Read the lines that follow and pick out every one containing the word "this".
===== LISTING =====
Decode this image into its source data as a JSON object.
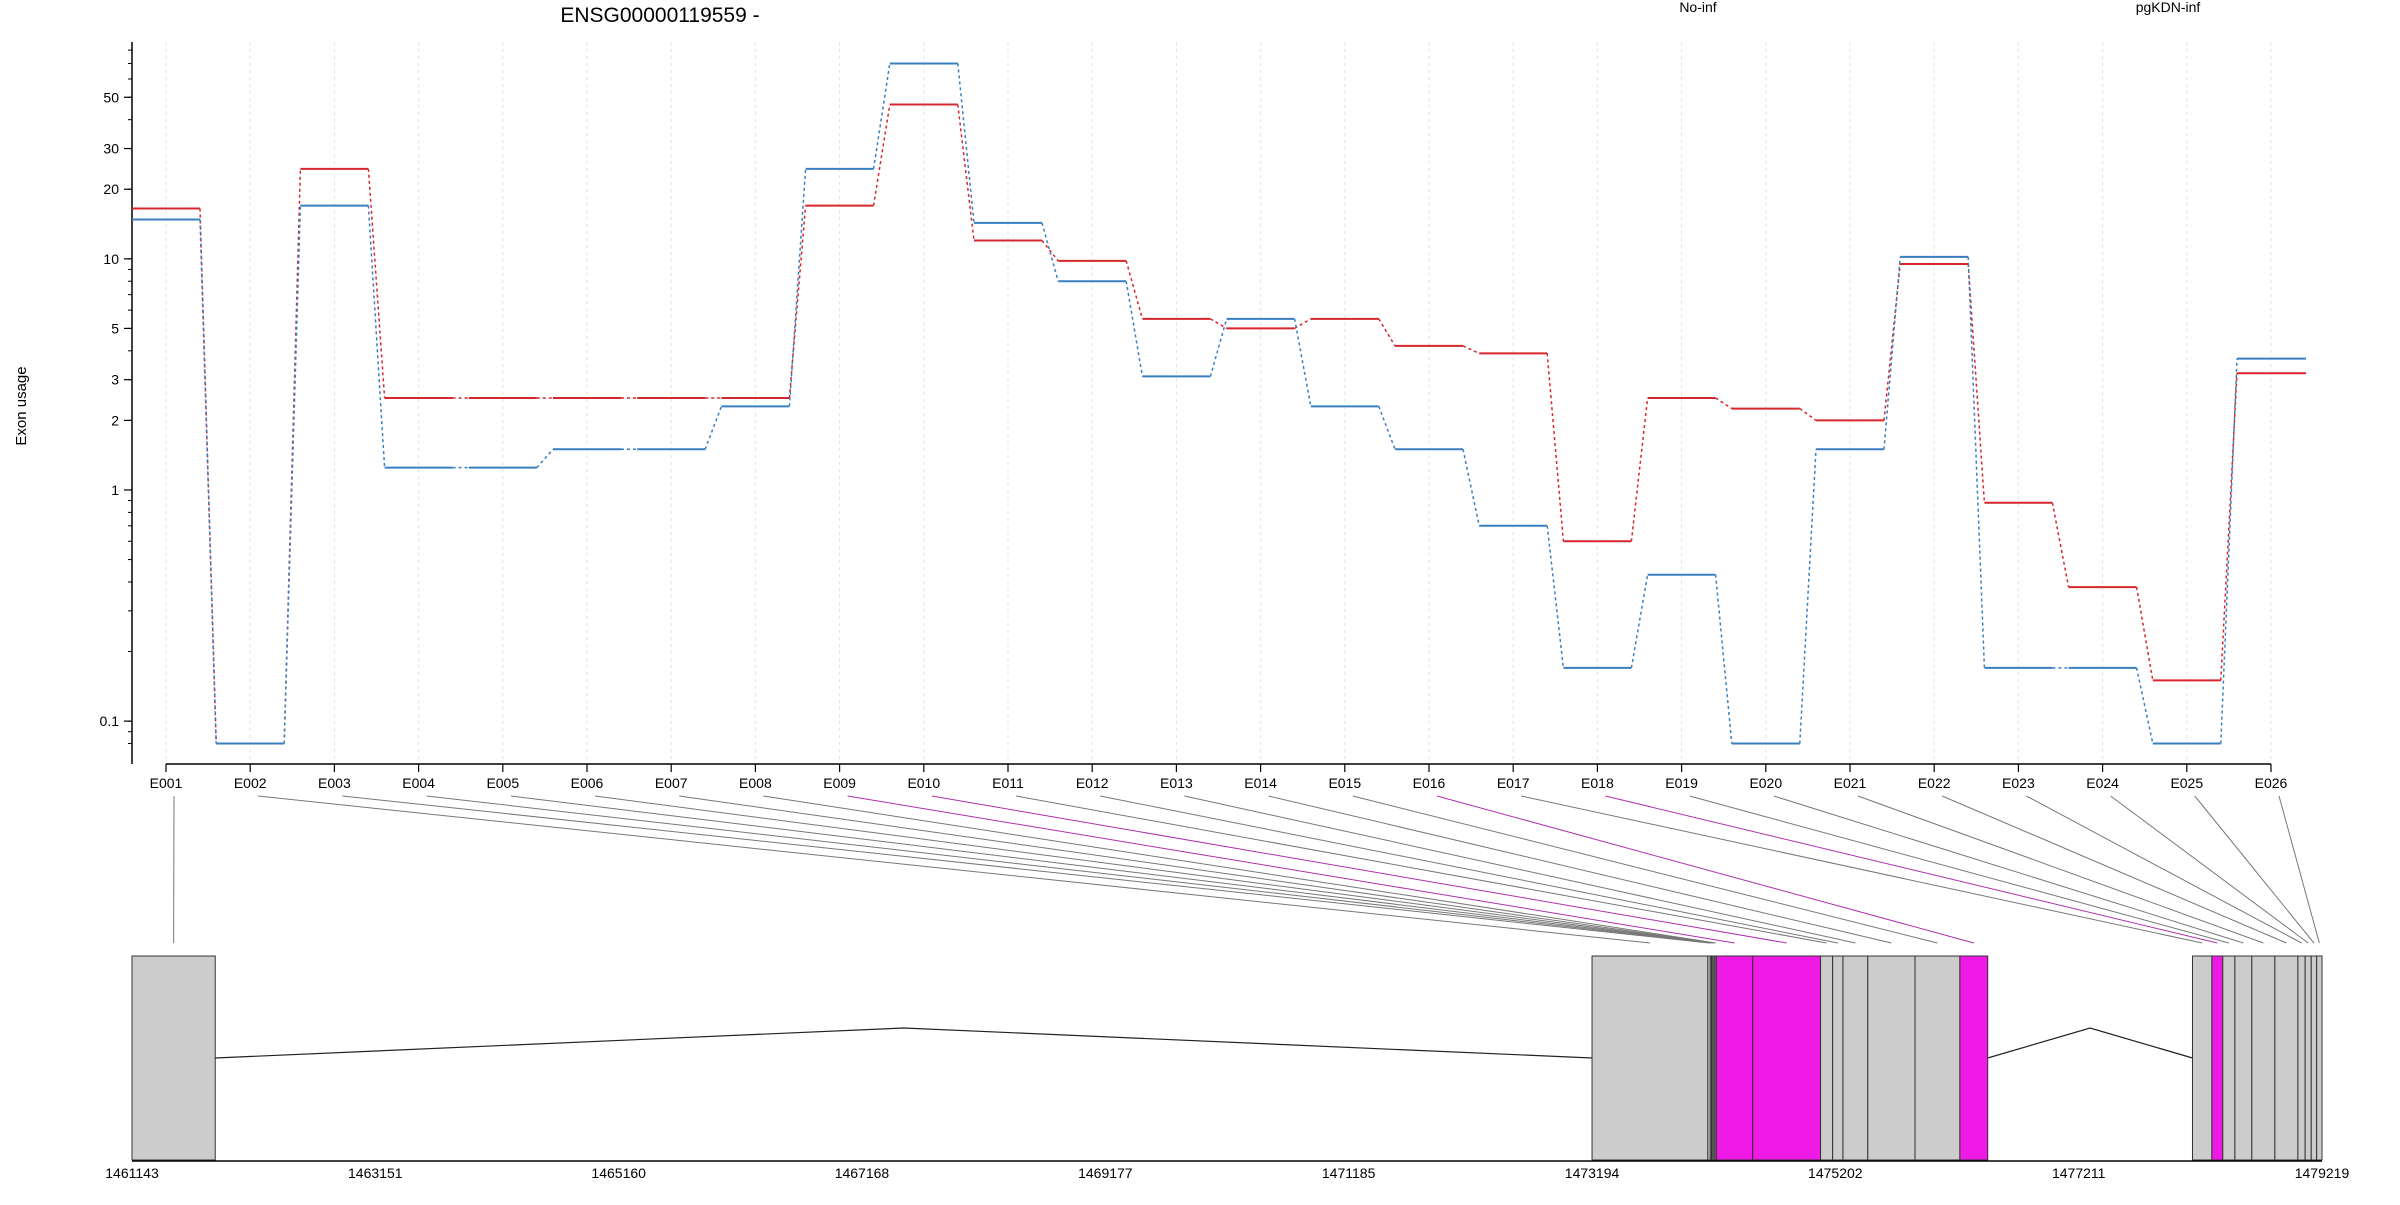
{
  "chart_data": {
    "type": "line",
    "title": "ENSG00000119559 -",
    "ylabel": "Exon usage",
    "yscale": "log",
    "ylim": [
      0.075,
      85
    ],
    "yticks": [
      {
        "label": "0.1",
        "value": 0.1
      },
      {
        "label": "1",
        "value": 1
      },
      {
        "label": "2",
        "value": 2
      },
      {
        "label": "3",
        "value": 3
      },
      {
        "label": "5",
        "value": 5
      },
      {
        "label": "10",
        "value": 10
      },
      {
        "label": "20",
        "value": 20
      },
      {
        "label": "30",
        "value": 30
      },
      {
        "label": "50",
        "value": 50
      }
    ],
    "grid": "vertical dotted",
    "legend_position": "top",
    "categories": [
      "E001",
      "E002",
      "E003",
      "E004",
      "E005",
      "E006",
      "E007",
      "E008",
      "E009",
      "E010",
      "E011",
      "E012",
      "E013",
      "E014",
      "E015",
      "E016",
      "E017",
      "E018",
      "E019",
      "E020",
      "E021",
      "E022",
      "E023",
      "E024",
      "E025",
      "E026"
    ],
    "series": [
      {
        "name": "No-inf",
        "color": "#d6272e",
        "values": [
          16.5,
          0.08,
          24.5,
          2.5,
          2.5,
          2.5,
          2.5,
          2.5,
          17,
          46.5,
          12,
          9.8,
          5.5,
          5,
          5.5,
          4.2,
          3.9,
          0.6,
          2.5,
          2.25,
          2,
          9.5,
          0.88,
          0.38,
          0.15,
          3.2
        ]
      },
      {
        "name": "pgKDN-inf",
        "color": "#3a7fc0",
        "values": [
          14.8,
          0.08,
          17,
          1.25,
          1.25,
          1.5,
          1.5,
          2.3,
          24.5,
          70,
          14.3,
          8,
          3.1,
          5.5,
          2.3,
          1.5,
          0.7,
          0.17,
          0.43,
          0.08,
          1.5,
          10.2,
          0.17,
          0.17,
          0.08,
          3.7
        ]
      }
    ],
    "gene_model": {
      "xlim": [
        1461143,
        1479219
      ],
      "ticks": [
        {
          "label": "1461143",
          "value": 1461143
        },
        {
          "label": "1463151",
          "value": 1463151
        },
        {
          "label": "1465160",
          "value": 1465160
        },
        {
          "label": "1467168",
          "value": 1467168
        },
        {
          "label": "1469177",
          "value": 1469177
        },
        {
          "label": "1471185",
          "value": 1471185
        },
        {
          "label": "1473194",
          "value": 1473194
        },
        {
          "label": "1475202",
          "value": 1475202
        },
        {
          "label": "1477211",
          "value": 1477211
        },
        {
          "label": "1479219",
          "value": 1479219
        }
      ],
      "exon_fill": "#cccccc",
      "highlight_fill": "#f01ae6",
      "exons": [
        {
          "id": "E001",
          "start": 1461143,
          "end": 1461830,
          "highlight": false
        },
        {
          "id": "E002",
          "start": 1473194,
          "end": 1474150,
          "highlight": false
        },
        {
          "id": "E003",
          "start": 1474150,
          "end": 1474170,
          "highlight": false
        },
        {
          "id": "E004",
          "start": 1474170,
          "end": 1474180,
          "highlight": false
        },
        {
          "id": "E005",
          "start": 1474180,
          "end": 1474190,
          "highlight": false
        },
        {
          "id": "E006",
          "start": 1474190,
          "end": 1474200,
          "highlight": false
        },
        {
          "id": "E007",
          "start": 1474200,
          "end": 1474210,
          "highlight": false
        },
        {
          "id": "E008",
          "start": 1474210,
          "end": 1474220,
          "highlight": false
        },
        {
          "id": "E009",
          "start": 1474220,
          "end": 1474520,
          "highlight": true
        },
        {
          "id": "E010",
          "start": 1474520,
          "end": 1475080,
          "highlight": true
        },
        {
          "id": "E011",
          "start": 1475080,
          "end": 1475180,
          "highlight": false
        },
        {
          "id": "E012",
          "start": 1475180,
          "end": 1475265,
          "highlight": false
        },
        {
          "id": "E013",
          "start": 1475265,
          "end": 1475470,
          "highlight": false
        },
        {
          "id": "E014",
          "start": 1475470,
          "end": 1475860,
          "highlight": false
        },
        {
          "id": "E015",
          "start": 1475860,
          "end": 1476230,
          "highlight": false
        },
        {
          "id": "E016",
          "start": 1476230,
          "end": 1476460,
          "highlight": true
        },
        {
          "id": "E017",
          "start": 1478150,
          "end": 1478310,
          "highlight": false
        },
        {
          "id": "E018",
          "start": 1478310,
          "end": 1478400,
          "highlight": true
        },
        {
          "id": "E019",
          "start": 1478400,
          "end": 1478500,
          "highlight": false
        },
        {
          "id": "E020",
          "start": 1478500,
          "end": 1478640,
          "highlight": false
        },
        {
          "id": "E021",
          "start": 1478640,
          "end": 1478830,
          "highlight": false
        },
        {
          "id": "E022",
          "start": 1478830,
          "end": 1479020,
          "highlight": false
        },
        {
          "id": "E023",
          "start": 1479020,
          "end": 1479080,
          "highlight": false
        },
        {
          "id": "E024",
          "start": 1479080,
          "end": 1479130,
          "highlight": false
        },
        {
          "id": "E025",
          "start": 1479130,
          "end": 1479175,
          "highlight": false
        },
        {
          "id": "E026",
          "start": 1479175,
          "end": 1479219,
          "highlight": false
        }
      ]
    }
  }
}
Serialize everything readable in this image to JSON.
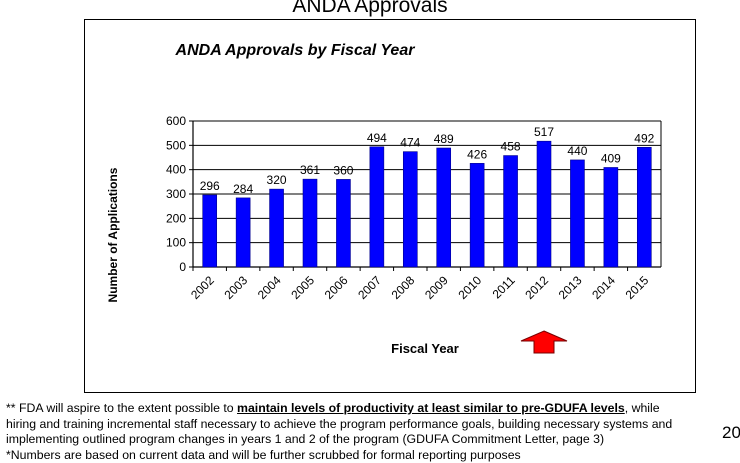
{
  "slide": {
    "title": "ANDA Approvals",
    "page_number": "20"
  },
  "footnote": {
    "line1_prefix": "** FDA will aspire to the extent possible to ",
    "line1_emphasis": "maintain levels of productivity at least similar to pre-GDUFA levels",
    "line1_suffix": ", while",
    "line2": "hiring and training incremental staff necessary to achieve the program performance goals, building necessary systems and",
    "line3": "implementing outlined program changes in years 1 and 2 of the program (GDUFA Commitment Letter, page 3)",
    "line4": "*Numbers are based on current data and will be further scrubbed for formal reporting purposes"
  },
  "chart_data": {
    "type": "bar",
    "title": "ANDA Approvals by Fiscal Year",
    "xlabel": "Fiscal Year",
    "ylabel": "Number of Applications",
    "categories": [
      "2002",
      "2003",
      "2004",
      "2005",
      "2006",
      "2007",
      "2008",
      "2009",
      "2010",
      "2011",
      "2012",
      "2013",
      "2014",
      "2015"
    ],
    "values": [
      296,
      284,
      320,
      361,
      360,
      494,
      474,
      489,
      426,
      458,
      517,
      440,
      409,
      492
    ],
    "ylim": [
      0,
      600
    ],
    "yticks": [
      0,
      100,
      200,
      300,
      400,
      500,
      600
    ],
    "grid": true,
    "bar_color": "#0000ff",
    "annotation": {
      "type": "red-up-arrow",
      "points_to": "2012",
      "color": "#ff0000"
    }
  }
}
=====
PROBLEM SOLUTION:
Decode this image into its source data as a JSON object.
Serialize everything readable in this image to JSON.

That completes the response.